* _Exercise_:
Scan the data beneath this task and copy each line that includes "REPAIR".

* _Stored rows_:
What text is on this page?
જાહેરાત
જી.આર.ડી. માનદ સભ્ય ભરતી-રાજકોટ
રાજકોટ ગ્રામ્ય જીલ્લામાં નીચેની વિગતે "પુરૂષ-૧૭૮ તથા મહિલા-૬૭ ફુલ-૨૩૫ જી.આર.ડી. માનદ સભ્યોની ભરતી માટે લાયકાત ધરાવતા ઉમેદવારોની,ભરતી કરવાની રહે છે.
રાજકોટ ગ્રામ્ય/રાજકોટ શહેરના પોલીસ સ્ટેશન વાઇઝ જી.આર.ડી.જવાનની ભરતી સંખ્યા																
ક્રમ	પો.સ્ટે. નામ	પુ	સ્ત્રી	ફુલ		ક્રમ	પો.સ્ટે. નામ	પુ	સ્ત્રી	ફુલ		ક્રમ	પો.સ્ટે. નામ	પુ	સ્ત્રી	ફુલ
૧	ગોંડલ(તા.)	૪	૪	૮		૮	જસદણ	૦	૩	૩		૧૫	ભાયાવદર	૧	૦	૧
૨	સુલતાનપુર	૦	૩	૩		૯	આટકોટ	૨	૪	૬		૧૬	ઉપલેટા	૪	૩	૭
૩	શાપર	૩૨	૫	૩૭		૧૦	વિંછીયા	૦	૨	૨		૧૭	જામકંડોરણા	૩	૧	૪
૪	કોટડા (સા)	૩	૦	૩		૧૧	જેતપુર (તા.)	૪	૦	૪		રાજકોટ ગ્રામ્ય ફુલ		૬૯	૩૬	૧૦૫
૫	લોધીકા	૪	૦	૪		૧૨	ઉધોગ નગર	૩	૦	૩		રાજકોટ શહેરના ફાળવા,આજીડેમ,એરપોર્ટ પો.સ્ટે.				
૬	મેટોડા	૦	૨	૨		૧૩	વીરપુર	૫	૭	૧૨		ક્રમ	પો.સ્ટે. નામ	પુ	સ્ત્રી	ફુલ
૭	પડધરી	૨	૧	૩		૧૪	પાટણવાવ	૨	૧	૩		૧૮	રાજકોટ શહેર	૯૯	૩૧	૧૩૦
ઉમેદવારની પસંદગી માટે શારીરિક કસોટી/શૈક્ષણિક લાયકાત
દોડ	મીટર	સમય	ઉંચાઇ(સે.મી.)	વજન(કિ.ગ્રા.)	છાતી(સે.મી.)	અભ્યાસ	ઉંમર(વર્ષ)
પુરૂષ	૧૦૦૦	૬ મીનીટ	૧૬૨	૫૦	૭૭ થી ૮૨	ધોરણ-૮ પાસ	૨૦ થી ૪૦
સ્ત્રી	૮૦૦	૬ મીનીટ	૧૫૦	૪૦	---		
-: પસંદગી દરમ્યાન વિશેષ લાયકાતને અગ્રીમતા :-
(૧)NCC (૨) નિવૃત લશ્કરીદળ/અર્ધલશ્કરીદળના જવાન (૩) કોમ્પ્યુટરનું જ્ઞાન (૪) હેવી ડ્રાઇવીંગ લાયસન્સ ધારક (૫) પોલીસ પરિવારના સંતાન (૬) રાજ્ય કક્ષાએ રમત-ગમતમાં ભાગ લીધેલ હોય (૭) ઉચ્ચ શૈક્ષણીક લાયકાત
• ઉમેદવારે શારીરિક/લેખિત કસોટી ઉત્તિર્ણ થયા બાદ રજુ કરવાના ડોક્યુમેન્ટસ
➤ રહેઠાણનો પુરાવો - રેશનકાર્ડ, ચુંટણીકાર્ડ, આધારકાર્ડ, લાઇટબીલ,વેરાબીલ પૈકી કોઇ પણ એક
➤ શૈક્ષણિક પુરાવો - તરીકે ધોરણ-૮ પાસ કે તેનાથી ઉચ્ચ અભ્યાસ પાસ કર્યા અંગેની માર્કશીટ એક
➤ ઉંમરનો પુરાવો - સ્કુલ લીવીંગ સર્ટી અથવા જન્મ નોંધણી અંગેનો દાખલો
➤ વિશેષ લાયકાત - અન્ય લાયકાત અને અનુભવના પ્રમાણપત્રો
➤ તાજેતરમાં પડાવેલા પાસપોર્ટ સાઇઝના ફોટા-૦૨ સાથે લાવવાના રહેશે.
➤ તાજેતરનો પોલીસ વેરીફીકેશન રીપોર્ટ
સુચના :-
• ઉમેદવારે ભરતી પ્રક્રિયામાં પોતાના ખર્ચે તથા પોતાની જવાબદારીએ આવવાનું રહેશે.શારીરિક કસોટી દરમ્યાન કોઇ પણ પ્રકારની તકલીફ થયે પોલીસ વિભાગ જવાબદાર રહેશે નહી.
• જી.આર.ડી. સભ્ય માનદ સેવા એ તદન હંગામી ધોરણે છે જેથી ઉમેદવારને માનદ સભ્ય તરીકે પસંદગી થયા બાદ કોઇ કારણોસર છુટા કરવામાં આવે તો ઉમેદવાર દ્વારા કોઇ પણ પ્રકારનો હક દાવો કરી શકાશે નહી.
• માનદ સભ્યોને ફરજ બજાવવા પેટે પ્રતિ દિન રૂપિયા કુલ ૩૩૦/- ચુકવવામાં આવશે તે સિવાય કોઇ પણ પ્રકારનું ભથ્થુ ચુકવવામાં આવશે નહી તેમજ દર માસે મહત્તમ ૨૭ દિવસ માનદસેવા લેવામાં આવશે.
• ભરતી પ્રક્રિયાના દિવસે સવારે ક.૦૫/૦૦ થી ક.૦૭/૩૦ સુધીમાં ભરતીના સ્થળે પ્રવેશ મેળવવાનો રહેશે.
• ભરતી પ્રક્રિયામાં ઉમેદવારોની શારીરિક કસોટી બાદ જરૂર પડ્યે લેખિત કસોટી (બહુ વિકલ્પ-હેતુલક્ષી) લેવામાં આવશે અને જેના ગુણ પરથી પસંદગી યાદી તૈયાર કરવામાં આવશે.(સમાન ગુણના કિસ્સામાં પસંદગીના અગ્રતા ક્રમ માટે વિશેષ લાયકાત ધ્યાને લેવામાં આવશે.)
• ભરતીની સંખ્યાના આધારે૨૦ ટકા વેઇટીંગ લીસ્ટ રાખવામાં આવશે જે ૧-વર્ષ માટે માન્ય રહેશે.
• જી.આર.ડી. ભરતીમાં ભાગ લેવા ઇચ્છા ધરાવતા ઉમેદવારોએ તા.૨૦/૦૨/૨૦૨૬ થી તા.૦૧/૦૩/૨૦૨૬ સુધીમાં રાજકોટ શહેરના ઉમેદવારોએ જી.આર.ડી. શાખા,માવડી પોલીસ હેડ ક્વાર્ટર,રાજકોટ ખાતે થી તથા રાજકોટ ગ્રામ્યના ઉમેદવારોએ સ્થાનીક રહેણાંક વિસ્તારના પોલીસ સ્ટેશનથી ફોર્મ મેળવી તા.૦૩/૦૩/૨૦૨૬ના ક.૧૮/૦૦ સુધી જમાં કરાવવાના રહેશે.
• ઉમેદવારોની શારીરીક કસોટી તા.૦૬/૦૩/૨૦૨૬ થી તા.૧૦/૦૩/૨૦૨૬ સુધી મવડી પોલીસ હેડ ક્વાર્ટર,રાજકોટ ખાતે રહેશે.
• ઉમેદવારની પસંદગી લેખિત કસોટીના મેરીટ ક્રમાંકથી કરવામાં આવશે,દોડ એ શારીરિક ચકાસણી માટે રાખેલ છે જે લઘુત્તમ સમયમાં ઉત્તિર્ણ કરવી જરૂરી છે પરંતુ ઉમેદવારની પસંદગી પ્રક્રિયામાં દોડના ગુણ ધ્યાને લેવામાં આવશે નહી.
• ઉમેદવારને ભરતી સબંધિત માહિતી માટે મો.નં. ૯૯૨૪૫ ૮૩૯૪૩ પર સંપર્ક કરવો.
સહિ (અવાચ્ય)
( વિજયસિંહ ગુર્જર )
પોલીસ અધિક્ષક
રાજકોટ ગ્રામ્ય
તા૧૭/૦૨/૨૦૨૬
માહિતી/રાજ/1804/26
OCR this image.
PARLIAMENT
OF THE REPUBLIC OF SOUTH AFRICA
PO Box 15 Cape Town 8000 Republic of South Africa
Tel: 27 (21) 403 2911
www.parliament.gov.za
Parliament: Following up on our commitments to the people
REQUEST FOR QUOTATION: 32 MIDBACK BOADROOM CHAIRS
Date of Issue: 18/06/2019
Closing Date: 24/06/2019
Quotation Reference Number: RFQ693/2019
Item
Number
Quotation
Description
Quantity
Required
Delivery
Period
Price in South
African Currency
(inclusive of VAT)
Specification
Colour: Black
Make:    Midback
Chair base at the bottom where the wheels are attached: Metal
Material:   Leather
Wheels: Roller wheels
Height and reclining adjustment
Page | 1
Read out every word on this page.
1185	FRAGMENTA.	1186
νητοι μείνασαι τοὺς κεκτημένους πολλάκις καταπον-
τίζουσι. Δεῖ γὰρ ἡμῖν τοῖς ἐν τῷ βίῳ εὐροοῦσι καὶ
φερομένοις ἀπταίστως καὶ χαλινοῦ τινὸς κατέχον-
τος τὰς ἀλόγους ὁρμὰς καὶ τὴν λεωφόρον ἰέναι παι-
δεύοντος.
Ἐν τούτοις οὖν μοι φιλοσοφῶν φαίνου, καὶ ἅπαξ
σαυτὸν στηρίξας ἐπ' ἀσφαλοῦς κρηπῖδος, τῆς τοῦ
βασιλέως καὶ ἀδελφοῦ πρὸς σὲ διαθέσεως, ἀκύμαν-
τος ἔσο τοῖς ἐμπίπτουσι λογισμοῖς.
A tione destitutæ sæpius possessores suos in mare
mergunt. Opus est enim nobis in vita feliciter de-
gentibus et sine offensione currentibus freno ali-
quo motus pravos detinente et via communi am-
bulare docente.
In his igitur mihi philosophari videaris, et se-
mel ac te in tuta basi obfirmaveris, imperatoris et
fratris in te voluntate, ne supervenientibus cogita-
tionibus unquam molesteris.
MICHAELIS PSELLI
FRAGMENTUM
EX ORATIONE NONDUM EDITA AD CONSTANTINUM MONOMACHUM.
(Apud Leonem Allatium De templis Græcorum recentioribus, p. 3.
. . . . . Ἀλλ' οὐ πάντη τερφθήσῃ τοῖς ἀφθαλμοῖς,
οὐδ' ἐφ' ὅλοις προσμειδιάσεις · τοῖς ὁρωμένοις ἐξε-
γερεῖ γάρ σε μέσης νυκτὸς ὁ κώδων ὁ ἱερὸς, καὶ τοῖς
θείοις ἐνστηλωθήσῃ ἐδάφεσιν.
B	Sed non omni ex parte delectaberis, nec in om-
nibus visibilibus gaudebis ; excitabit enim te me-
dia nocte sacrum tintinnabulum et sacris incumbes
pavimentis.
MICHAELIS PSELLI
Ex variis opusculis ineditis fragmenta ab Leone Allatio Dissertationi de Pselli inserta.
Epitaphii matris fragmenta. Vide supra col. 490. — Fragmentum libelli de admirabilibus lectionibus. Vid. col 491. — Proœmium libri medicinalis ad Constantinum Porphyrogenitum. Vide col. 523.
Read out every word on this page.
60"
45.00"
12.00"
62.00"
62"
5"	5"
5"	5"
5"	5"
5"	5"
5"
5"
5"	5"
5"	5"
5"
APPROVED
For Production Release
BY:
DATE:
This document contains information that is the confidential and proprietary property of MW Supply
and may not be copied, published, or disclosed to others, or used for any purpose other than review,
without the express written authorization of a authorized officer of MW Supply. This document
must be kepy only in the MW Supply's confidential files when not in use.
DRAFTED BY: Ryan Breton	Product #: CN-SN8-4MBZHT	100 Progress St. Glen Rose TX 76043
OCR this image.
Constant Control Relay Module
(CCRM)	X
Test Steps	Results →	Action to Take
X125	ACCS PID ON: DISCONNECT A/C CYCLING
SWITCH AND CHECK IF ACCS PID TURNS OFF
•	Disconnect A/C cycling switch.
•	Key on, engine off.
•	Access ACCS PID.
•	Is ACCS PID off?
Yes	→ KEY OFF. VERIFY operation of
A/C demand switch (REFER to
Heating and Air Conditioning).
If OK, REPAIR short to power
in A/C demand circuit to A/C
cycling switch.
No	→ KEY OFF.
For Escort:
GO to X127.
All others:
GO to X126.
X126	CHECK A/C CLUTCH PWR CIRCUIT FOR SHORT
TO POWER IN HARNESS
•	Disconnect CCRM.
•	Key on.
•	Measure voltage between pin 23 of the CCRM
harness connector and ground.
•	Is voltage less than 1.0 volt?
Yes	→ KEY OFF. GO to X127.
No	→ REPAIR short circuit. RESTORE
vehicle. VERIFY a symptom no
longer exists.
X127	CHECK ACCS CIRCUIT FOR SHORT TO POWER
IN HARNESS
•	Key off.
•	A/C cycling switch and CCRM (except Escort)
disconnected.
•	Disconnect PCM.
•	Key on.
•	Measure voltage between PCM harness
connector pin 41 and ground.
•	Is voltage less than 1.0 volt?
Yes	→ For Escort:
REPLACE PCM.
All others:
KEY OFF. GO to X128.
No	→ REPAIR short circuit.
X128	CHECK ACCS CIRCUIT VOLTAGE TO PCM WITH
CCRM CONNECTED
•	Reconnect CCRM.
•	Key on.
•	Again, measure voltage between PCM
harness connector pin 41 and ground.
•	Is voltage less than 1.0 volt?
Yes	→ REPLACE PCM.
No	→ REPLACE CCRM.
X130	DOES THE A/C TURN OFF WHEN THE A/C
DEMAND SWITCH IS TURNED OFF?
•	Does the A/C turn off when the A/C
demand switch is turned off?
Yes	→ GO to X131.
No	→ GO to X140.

* _Response to this task_:
If OK, REPAIR short to power
No	→ REPAIR short circuit. RESTORE
No	→ REPAIR short circuit.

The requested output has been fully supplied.